━━━ SOURCE MATERIAL
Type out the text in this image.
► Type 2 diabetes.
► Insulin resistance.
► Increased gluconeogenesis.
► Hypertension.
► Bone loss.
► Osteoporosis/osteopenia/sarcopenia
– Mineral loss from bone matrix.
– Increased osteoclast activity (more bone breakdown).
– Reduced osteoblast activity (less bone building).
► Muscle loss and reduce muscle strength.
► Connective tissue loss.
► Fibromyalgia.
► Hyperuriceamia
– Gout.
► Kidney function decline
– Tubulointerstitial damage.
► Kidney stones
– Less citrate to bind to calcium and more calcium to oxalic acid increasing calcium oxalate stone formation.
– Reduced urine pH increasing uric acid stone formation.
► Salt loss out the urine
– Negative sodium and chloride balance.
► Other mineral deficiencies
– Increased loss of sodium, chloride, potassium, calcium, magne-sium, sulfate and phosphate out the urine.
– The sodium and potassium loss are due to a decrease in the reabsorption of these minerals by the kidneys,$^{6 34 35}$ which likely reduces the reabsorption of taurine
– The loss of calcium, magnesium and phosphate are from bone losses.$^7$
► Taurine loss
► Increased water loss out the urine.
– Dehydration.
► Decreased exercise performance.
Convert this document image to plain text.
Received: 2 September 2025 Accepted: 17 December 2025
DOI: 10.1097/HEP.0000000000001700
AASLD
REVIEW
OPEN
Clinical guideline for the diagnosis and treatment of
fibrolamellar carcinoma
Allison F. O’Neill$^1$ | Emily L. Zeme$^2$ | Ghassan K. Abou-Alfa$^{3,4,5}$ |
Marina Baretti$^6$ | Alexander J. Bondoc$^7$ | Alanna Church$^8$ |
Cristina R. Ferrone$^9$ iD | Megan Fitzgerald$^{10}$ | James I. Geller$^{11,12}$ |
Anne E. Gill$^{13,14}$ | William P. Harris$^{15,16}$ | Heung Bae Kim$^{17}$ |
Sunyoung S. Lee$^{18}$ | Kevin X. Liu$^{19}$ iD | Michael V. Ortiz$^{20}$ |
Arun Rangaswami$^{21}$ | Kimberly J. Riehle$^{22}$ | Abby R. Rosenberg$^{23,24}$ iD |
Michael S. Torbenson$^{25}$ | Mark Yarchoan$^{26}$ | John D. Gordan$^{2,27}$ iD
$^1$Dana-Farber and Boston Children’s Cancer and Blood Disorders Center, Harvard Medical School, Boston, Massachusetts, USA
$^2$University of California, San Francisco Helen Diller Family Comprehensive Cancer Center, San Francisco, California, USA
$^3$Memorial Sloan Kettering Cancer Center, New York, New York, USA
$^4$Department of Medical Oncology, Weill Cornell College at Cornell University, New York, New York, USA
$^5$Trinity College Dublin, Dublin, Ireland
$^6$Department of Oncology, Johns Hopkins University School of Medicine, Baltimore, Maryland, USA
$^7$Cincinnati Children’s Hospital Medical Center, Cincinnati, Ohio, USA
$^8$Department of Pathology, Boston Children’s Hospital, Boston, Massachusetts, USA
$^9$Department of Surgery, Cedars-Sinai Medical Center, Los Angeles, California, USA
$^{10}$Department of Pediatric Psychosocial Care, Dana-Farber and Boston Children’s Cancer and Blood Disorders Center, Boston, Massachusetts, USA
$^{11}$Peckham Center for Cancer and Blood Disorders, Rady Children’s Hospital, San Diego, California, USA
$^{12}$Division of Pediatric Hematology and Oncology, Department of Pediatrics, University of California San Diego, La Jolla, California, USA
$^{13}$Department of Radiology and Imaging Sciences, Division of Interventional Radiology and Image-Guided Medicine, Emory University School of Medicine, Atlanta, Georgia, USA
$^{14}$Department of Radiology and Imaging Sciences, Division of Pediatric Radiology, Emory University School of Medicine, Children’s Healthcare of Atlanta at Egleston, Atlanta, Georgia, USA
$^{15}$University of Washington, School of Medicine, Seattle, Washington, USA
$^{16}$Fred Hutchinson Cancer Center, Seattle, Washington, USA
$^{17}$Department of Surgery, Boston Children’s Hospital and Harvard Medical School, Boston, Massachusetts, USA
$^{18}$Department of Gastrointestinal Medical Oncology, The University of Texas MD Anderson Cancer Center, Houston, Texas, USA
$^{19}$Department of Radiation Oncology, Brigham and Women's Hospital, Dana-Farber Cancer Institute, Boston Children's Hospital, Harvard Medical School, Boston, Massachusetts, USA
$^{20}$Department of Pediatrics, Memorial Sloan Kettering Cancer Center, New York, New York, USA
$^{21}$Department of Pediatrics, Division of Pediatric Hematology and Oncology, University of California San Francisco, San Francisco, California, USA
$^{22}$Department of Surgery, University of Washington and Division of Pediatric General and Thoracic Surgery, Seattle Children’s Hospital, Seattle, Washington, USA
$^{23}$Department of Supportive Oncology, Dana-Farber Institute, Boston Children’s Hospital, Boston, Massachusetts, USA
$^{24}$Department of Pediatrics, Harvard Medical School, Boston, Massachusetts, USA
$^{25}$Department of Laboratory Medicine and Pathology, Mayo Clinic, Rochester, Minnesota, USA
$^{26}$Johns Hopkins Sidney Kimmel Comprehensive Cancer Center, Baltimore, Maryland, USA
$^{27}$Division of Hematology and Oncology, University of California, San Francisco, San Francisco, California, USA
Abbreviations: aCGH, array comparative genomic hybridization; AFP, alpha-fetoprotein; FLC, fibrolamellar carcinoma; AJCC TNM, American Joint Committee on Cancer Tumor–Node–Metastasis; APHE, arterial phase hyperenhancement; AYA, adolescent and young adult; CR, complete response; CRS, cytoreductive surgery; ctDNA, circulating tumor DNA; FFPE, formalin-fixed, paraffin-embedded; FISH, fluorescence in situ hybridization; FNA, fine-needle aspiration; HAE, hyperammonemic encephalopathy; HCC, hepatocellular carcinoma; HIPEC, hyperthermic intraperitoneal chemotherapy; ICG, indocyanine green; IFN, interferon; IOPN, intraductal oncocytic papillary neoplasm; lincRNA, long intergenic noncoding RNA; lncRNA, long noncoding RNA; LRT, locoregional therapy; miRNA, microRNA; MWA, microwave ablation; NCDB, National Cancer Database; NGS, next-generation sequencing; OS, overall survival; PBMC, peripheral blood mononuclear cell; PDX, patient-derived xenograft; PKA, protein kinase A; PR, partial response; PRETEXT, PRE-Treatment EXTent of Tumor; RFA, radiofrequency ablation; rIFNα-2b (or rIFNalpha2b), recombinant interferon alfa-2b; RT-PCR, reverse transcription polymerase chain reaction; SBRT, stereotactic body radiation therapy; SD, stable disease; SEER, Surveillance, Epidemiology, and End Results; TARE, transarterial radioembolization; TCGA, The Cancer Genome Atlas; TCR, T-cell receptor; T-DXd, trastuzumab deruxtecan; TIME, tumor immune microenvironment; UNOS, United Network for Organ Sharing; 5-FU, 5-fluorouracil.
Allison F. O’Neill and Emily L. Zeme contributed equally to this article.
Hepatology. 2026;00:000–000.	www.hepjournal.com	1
━━━━━━
TASK DIRECTIONS:
Keep every word the same and copy out all of the entries.

REPLY:
Type out the text in this image.
► Type 2 diabetes.
► Insulin resistance.
► Increased gluconeogenesis.
► Hypertension.
► Bone loss.
► Osteoporosis/osteopenia/sarcopenia
– Mineral loss from bone matrix.
– Increased osteoclast activity (more bone breakdown).
– Reduced osteoblast activity (less bone building).
► Muscle loss and reduce muscle strength.
► Connective tissue loss.
► Fibromyalgia.
► Hyperuriceamia
– Gout.
► Kidney function decline
– Tubulointerstitial damage.
► Kidney stones
– Less citrate to bind to calcium and more calcium to oxalic acid increasing calcium oxalate stone formation.
– Reduced urine pH increasing uric acid stone formation.
► Salt loss out the urine
– Negative sodium and chloride balance.
► Other mineral deficiencies
– Increased loss of sodium, chloride, potassium, calcium, magne-sium, sulfate and phosphate out the urine.
– The sodium and potassium loss are due to a decrease in the reabsorption of these minerals by the kidneys,$^{6 34 35}$ which likely reduces the reabsorption of taurine
– The loss of calcium, magnesium and phosphate are from bone losses.$^7$
► Taurine loss
► Increased water loss out the urine.
– Dehydration.
► Decreased exercise performance.
Convert this document image to plain text.
Received: 2 September 2025 Accepted: 17 December 2025
DOI: 10.1097/HEP.0000000000001700
AASLD
REVIEW
OPEN
Clinical guideline for the diagnosis and treatment of
fibrolamellar carcinoma
Allison F. O’Neill$^1$ | Emily L. Zeme$^2$ | Ghassan K. Abou-Alfa$^{3,4,5}$ |
Marina Baretti$^6$ | Alexander J. Bondoc$^7$ | Alanna Church$^8$ |
Cristina R. Ferrone$^9$ iD | Megan Fitzgerald$^{10}$ | James I. Geller$^{11,12}$ |
Anne E. Gill$^{13,14}$ | William P. Harris$^{15,16}$ | Heung Bae Kim$^{17}$ |
Sunyoung S. Lee$^{18}$ | Kevin X. Liu$^{19}$ iD | Michael V. Ortiz$^{20}$ |
Arun Rangaswami$^{21}$ | Kimberly J. Riehle$^{22}$ | Abby R. Rosenberg$^{23,24}$ iD |
Michael S. Torbenson$^{25}$ | Mark Yarchoan$^{26}$ | John D. Gordan$^{2,27}$ iD
$^1$Dana-Farber and Boston Children’s Cancer and Blood Disorders Center, Harvard Medical School, Boston, Massachusetts, USA
$^2$University of California, San Francisco Helen Diller Family Comprehensive Cancer Center, San Francisco, California, USA
$^3$Memorial Sloan Kettering Cancer Center, New York, New York, USA
$^4$Department of Medical Oncology, Weill Cornell College at Cornell University, New York, New York, USA
$^5$Trinity College Dublin, Dublin, Ireland
$^6$Department of Oncology, Johns Hopkins University School of Medicine, Baltimore, Maryland, USA
$^7$Cincinnati Children’s Hospital Medical Center, Cincinnati, Ohio, USA
$^8$Department of Pathology, Boston Children’s Hospital, Boston, Massachusetts, USA
$^9$Department of Surgery, Cedars-Sinai Medical Center, Los Angeles, California, USA
$^{10}$Department of Pediatric Psychosocial Care, Dana-Farber and Boston Children’s Cancer and Blood Disorders Center, Boston, Massachusetts, USA
$^{11}$Peckham Center for Cancer and Blood Disorders, Rady Children’s Hospital, San Diego, California, USA
$^{12}$Division of Pediatric Hematology and Oncology, Department of Pediatrics, University of California San Diego, La Jolla, California, USA
$^{13}$Department of Radiology and Imaging Sciences, Division of Interventional Radiology and Image-Guided Medicine, Emory University School of Medicine, Atlanta, Georgia, USA
$^{14}$Department of Radiology and Imaging Sciences, Division of Pediatric Radiology, Emory University School of Medicine, Children’s Healthcare of Atlanta at Egleston, Atlanta, Georgia, USA
$^{15}$University of Washington, School of Medicine, Seattle, Washington, USA
$^{16}$Fred Hutchinson Cancer Center, Seattle, Washington, USA
$^{17}$Department of Surgery, Boston Children’s Hospital and Harvard Medical School, Boston, Massachusetts, USA
$^{18}$Department of Gastrointestinal Medical Oncology, The University of Texas MD Anderson Cancer Center, Houston, Texas, USA
$^{19}$Department of Radiation Oncology, Brigham and Women's Hospital, Dana-Farber Cancer Institute, Boston Children's Hospital, Harvard Medical School, Boston, Massachusetts, USA
$^{20}$Department of Pediatrics, Memorial Sloan Kettering Cancer Center, New York, New York, USA
$^{21}$Department of Pediatrics, Division of Pediatric Hematology and Oncology, University of California San Francisco, San Francisco, California, USA
$^{22}$Department of Surgery, University of Washington and Division of Pediatric General and Thoracic Surgery, Seattle Children’s Hospital, Seattle, Washington, USA
$^{23}$Department of Supportive Oncology, Dana-Farber Institute, Boston Children’s Hospital, Boston, Massachusetts, USA
$^{24}$Department of Pediatrics, Harvard Medical School, Boston, Massachusetts, USA
$^{25}$Department of Laboratory Medicine and Pathology, Mayo Clinic, Rochester, Minnesota, USA
$^{26}$Johns Hopkins Sidney Kimmel Comprehensive Cancer Center, Baltimore, Maryland, USA
$^{27}$Division of Hematology and Oncology, University of California, San Francisco, San Francisco, California, USA
Abbreviations: aCGH, array comparative genomic hybridization; AFP, alpha-fetoprotein; FLC, fibrolamellar carcinoma; AJCC TNM, American Joint Committee on Cancer Tumor–Node–Metastasis; APHE, arterial phase hyperenhancement; AYA, adolescent and young adult; CR, complete response; CRS, cytoreductive surgery; ctDNA, circulating tumor DNA; FFPE, formalin-fixed, paraffin-embedded; FISH, fluorescence in situ hybridization; FNA, fine-needle aspiration; HAE, hyperammonemic encephalopathy; HCC, hepatocellular carcinoma; HIPEC, hyperthermic intraperitoneal chemotherapy; ICG, indocyanine green; IFN, interferon; IOPN, intraductal oncocytic papillary neoplasm; lincRNA, long intergenic noncoding RNA; lncRNA, long noncoding RNA; LRT, locoregional therapy; miRNA, microRNA; MWA, microwave ablation; NCDB, National Cancer Database; NGS, next-generation sequencing; OS, overall survival; PBMC, peripheral blood mononuclear cell; PDX, patient-derived xenograft; PKA, protein kinase A; PR, partial response; PRETEXT, PRE-Treatment EXTent of Tumor; RFA, radiofrequency ablation; rIFNα-2b (or rIFNalpha2b), recombinant interferon alfa-2b; RT-PCR, reverse transcription polymerase chain reaction; SBRT, stereotactic body radiation therapy; SD, stable disease; SEER, Surveillance, Epidemiology, and End Results; TARE, transarterial radioembolization; TCGA, The Cancer Genome Atlas; TCR, T-cell receptor; T-DXd, trastuzumab deruxtecan; TIME, tumor immune microenvironment; UNOS, United Network for Organ Sharing; 5-FU, 5-fluorouracil.
Allison F. O’Neill and Emily L. Zeme contributed equally to this article.
Hepatology. 2026;00:000–000.	www.hepjournal.com	1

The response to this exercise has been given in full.